**EXERCISE DETAILS**
Set out each line from the following listing that includes the word "What".
━━━━━━
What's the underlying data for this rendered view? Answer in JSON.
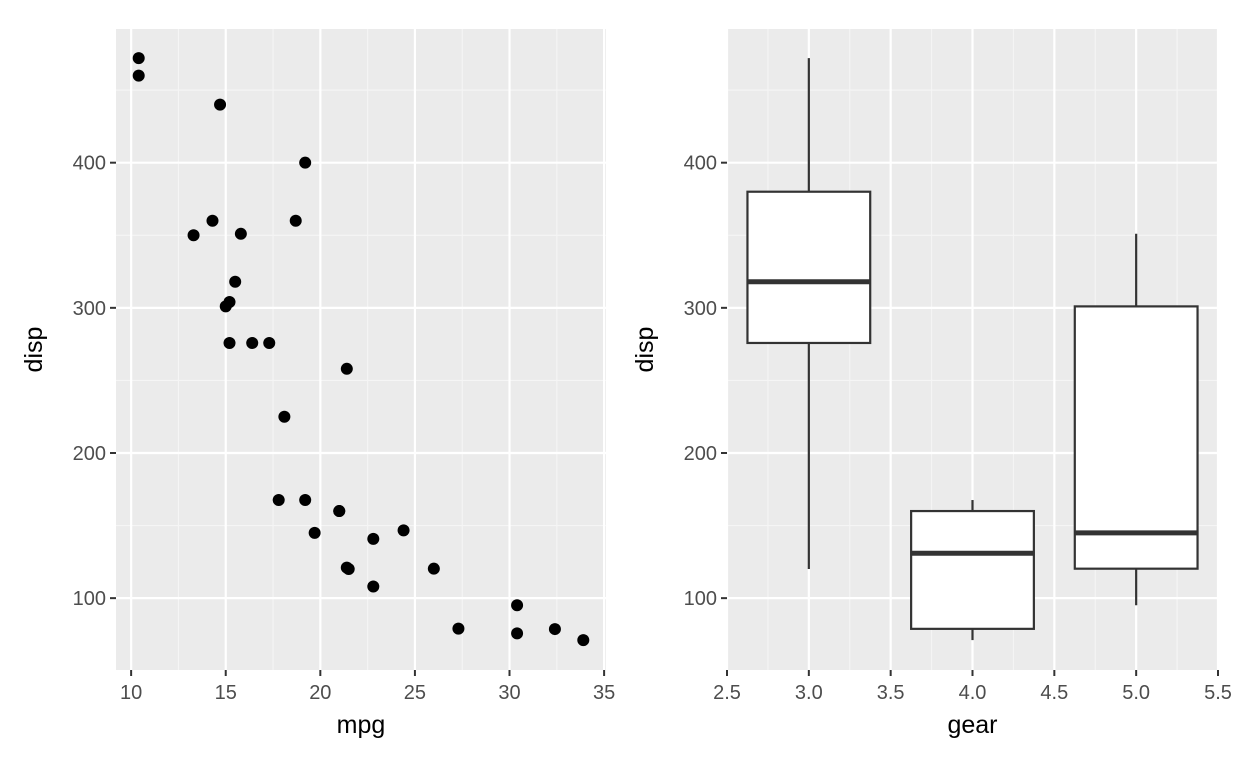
{
  "colors": {
    "panel_background": "#ebebeb",
    "grid_major": "#ffffff",
    "grid_minor": "#f5f5f5",
    "tick_mark": "#333333",
    "tick_label": "#4d4d4d",
    "point": "#000000",
    "box_fill": "#ffffff",
    "box_stroke": "#333333"
  },
  "chart_data": [
    {
      "type": "scatter",
      "title": "",
      "xlabel": "mpg",
      "ylabel": "disp",
      "xlim": [
        9.2,
        35.1
      ],
      "ylim": [
        50.5,
        492.1
      ],
      "xticks": [
        10,
        15,
        20,
        25,
        30,
        35
      ],
      "xtick_labels": [
        "10",
        "15",
        "20",
        "25",
        "30",
        "35"
      ],
      "yticks": [
        100,
        200,
        300,
        400
      ],
      "ytick_labels": [
        "100",
        "200",
        "300",
        "400"
      ],
      "grid": true,
      "points": [
        [
          21.0,
          160
        ],
        [
          21.0,
          160
        ],
        [
          22.8,
          108
        ],
        [
          21.4,
          258
        ],
        [
          18.7,
          360
        ],
        [
          18.1,
          225
        ],
        [
          14.3,
          360
        ],
        [
          24.4,
          146.7
        ],
        [
          22.8,
          140.8
        ],
        [
          19.2,
          167.6
        ],
        [
          17.8,
          167.6
        ],
        [
          16.4,
          275.8
        ],
        [
          17.3,
          275.8
        ],
        [
          15.2,
          275.8
        ],
        [
          10.4,
          472
        ],
        [
          10.4,
          460
        ],
        [
          14.7,
          440
        ],
        [
          32.4,
          78.7
        ],
        [
          30.4,
          75.7
        ],
        [
          33.9,
          71.1
        ],
        [
          21.5,
          120.1
        ],
        [
          15.5,
          318
        ],
        [
          15.2,
          304
        ],
        [
          13.3,
          350
        ],
        [
          19.2,
          400
        ],
        [
          27.3,
          79
        ],
        [
          26.0,
          120.3
        ],
        [
          30.4,
          95.1
        ],
        [
          15.8,
          351
        ],
        [
          19.7,
          145
        ],
        [
          15.0,
          301
        ],
        [
          21.4,
          121
        ]
      ]
    },
    {
      "type": "box",
      "title": "",
      "xlabel": "gear",
      "ylabel": "disp",
      "xlim": [
        2.5,
        5.5
      ],
      "ylim": [
        50.5,
        492.1
      ],
      "xticks": [
        2.5,
        3.0,
        3.5,
        4.0,
        4.5,
        5.0,
        5.5
      ],
      "xtick_labels": [
        "2.5",
        "3.0",
        "3.5",
        "4.0",
        "4.5",
        "5.0",
        "5.5"
      ],
      "yticks": [
        100,
        200,
        300,
        400
      ],
      "ytick_labels": [
        "100",
        "200",
        "300",
        "400"
      ],
      "grid": true,
      "box_width": 0.75,
      "boxes": [
        {
          "x": 3,
          "whisker_low": 120.1,
          "q1": 275.8,
          "median": 318,
          "q3": 380,
          "whisker_high": 472
        },
        {
          "x": 4,
          "whisker_low": 71.1,
          "q1": 78.85,
          "median": 130.9,
          "q3": 160,
          "whisker_high": 167.6
        },
        {
          "x": 5,
          "whisker_low": 95.1,
          "q1": 120.3,
          "median": 145,
          "q3": 301,
          "whisker_high": 351
        }
      ]
    }
  ]
}
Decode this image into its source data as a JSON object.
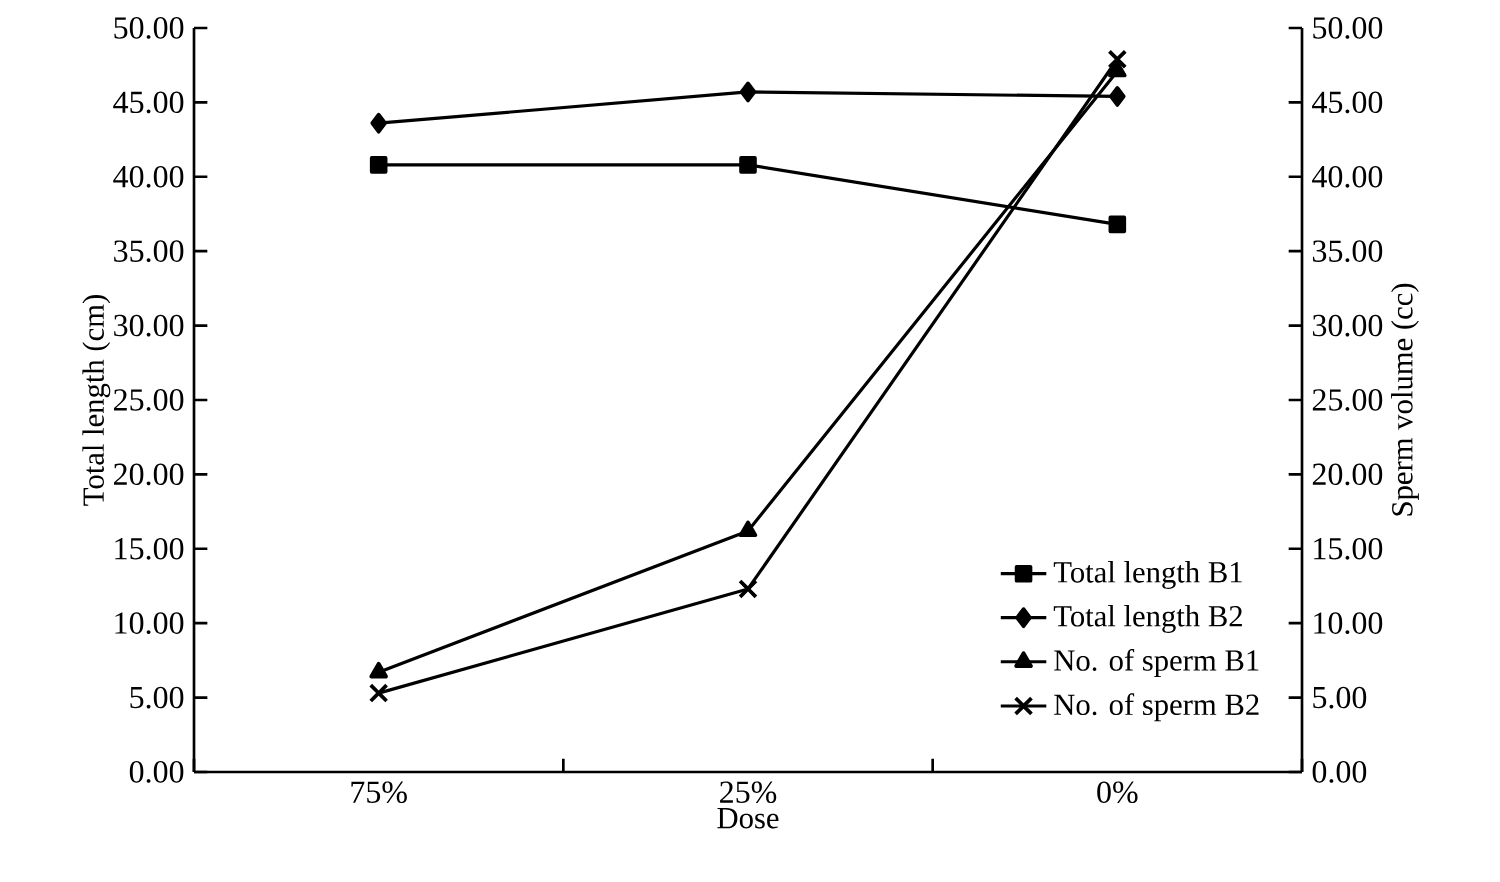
{
  "chart_data": {
    "type": "line",
    "xlabel": "Dose",
    "ylabel": "Total length (cm)",
    "y2label": "Sperm volume (cc)",
    "categories": [
      "75%",
      "25%",
      "0%"
    ],
    "series": [
      {
        "name": "Total length B1",
        "color": "#000000",
        "marker": "square",
        "values": [
          40.8,
          40.8,
          36.8
        ]
      },
      {
        "name": "Total length B2",
        "color": "#000000",
        "marker": "diamond",
        "values": [
          43.6,
          45.7,
          45.4
        ]
      },
      {
        "name": "No. of sperm B1",
        "color": "#000000",
        "marker": "triangle",
        "values": [
          6.7,
          16.2,
          47.1
        ]
      },
      {
        "name": "No. of sperm B2",
        "color": "#000000",
        "marker": "cross",
        "values": [
          5.3,
          12.3,
          47.9
        ]
      }
    ],
    "ylim": [
      0,
      50
    ],
    "yticks": [
      {
        "value": 0,
        "label": "0.00"
      },
      {
        "value": 5,
        "label": "5.00"
      },
      {
        "value": 10,
        "label": "10.00"
      },
      {
        "value": 15,
        "label": "15.00"
      },
      {
        "value": 20,
        "label": "20.00"
      },
      {
        "value": 25,
        "label": "25.00"
      },
      {
        "value": 30,
        "label": "30.00"
      },
      {
        "value": 35,
        "label": "35.00"
      },
      {
        "value": 40,
        "label": "40.00"
      },
      {
        "value": 45,
        "label": "45.00"
      },
      {
        "value": 50,
        "label": "50.00"
      }
    ],
    "y2lim": [
      0,
      50
    ],
    "y2ticks": [
      {
        "value": 0,
        "label": "0.00"
      },
      {
        "value": 5,
        "label": "5.00"
      },
      {
        "value": 10,
        "label": "10.00"
      },
      {
        "value": 15,
        "label": "15.00"
      },
      {
        "value": 20,
        "label": "20.00"
      },
      {
        "value": 25,
        "label": "25.00"
      },
      {
        "value": 30,
        "label": "30.00"
      },
      {
        "value": 35,
        "label": "35.00"
      },
      {
        "value": 40,
        "label": "40.00"
      },
      {
        "value": 45,
        "label": "45.00"
      },
      {
        "value": 50,
        "label": "50.00"
      }
    ],
    "grid": false,
    "legend": "bottom right",
    "line_style": "solid"
  }
}
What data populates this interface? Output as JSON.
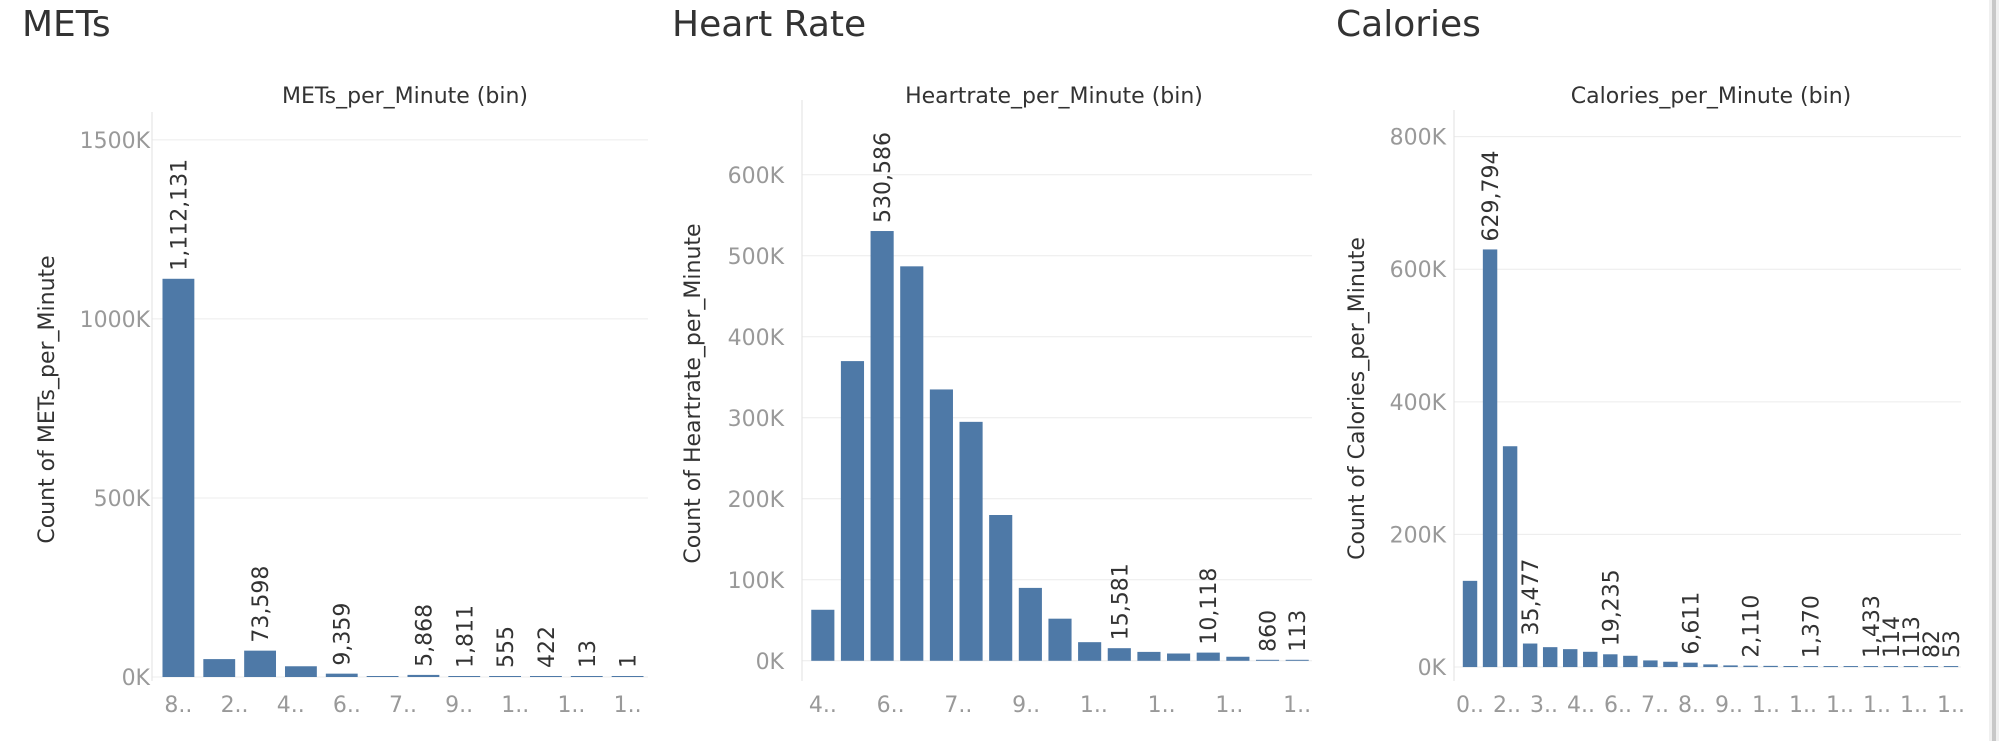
{
  "colors": {
    "bar": "#4e79a7",
    "grid": "#ececec",
    "tick": "#999999",
    "label": "#333333"
  },
  "chart_data": [
    {
      "type": "bar",
      "sheet_title": "METs",
      "title": "METs_per_Minute (bin)",
      "ylabel": "Count of METs_per_Minute",
      "xlabel": "",
      "ylim": [
        0,
        1550000
      ],
      "yticks": [
        0,
        500000,
        1000000,
        1500000
      ],
      "ytick_labels": [
        "0K",
        "500K",
        "1000K",
        "1500K"
      ],
      "grid": true,
      "x_tick_labels": [
        "8..",
        "2..",
        "4..",
        "6..",
        "7..",
        "9..",
        "1..",
        "1..",
        "1.."
      ],
      "values": [
        1112131,
        50000,
        73598,
        30000,
        9359,
        2000,
        5868,
        1811,
        555,
        422,
        13,
        1
      ],
      "data_labels": [
        "1,112,131",
        "",
        "73,598",
        "",
        "9,359",
        "",
        "5,868",
        "1,811",
        "555",
        "422",
        "13",
        "1"
      ]
    },
    {
      "type": "bar",
      "sheet_title": "Heart Rate",
      "title": "Heartrate_per_Minute (bin)",
      "ylabel": "Count of Heartrate_per_Minute",
      "xlabel": "",
      "ylim": [
        -20000,
        680000
      ],
      "yticks": [
        0,
        100000,
        200000,
        300000,
        400000,
        500000,
        600000
      ],
      "ytick_labels": [
        "0K",
        "100K",
        "200K",
        "300K",
        "400K",
        "500K",
        "600K"
      ],
      "grid": true,
      "x_tick_labels": [
        "4..",
        "6..",
        "7..",
        "9..",
        "1..",
        "1..",
        "1..",
        "1.."
      ],
      "values": [
        63000,
        370000,
        530586,
        487000,
        335000,
        295000,
        180000,
        90000,
        52000,
        23000,
        15581,
        11000,
        9000,
        10118,
        5000,
        860,
        113
      ],
      "data_labels": [
        "",
        "",
        "530,586",
        "",
        "",
        "",
        "",
        "",
        "",
        "",
        "15,581",
        "",
        "",
        "10,118",
        "",
        "860",
        "113"
      ]
    },
    {
      "type": "bar",
      "sheet_title": "Calories",
      "title": "Calories_per_Minute (bin)",
      "ylabel": "Count of Calories_per_Minute",
      "xlabel": "",
      "ylim": [
        -15000,
        825000
      ],
      "yticks": [
        0,
        200000,
        400000,
        600000,
        800000
      ],
      "ytick_labels": [
        "0K",
        "200K",
        "400K",
        "600K",
        "800K"
      ],
      "grid": true,
      "x_tick_labels": [
        "0..",
        "2..",
        "3..",
        "4..",
        "6..",
        "7..",
        "8..",
        "9..",
        "1..",
        "1..",
        "1..",
        "1..",
        "1..",
        "1.."
      ],
      "values": [
        130000,
        629794,
        333000,
        35477,
        30000,
        27000,
        23000,
        19235,
        17000,
        10000,
        8000,
        6611,
        4000,
        2500,
        2110,
        1800,
        1600,
        1370,
        1200,
        1000,
        1433,
        114,
        113,
        82,
        53
      ],
      "data_labels": [
        "",
        "629,794",
        "",
        "35,477",
        "",
        "",
        "",
        "19,235",
        "",
        "",
        "",
        "6,611",
        "",
        "",
        "2,110",
        "",
        "",
        "1,370",
        "",
        "",
        "1,433",
        "114",
        "113",
        "82",
        "53"
      ]
    }
  ]
}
━━━━━━
**TASK RESPONSE**
What's the underlying data for this rendered view? Answer in JSON.
What data populates this interface? Output as JSON.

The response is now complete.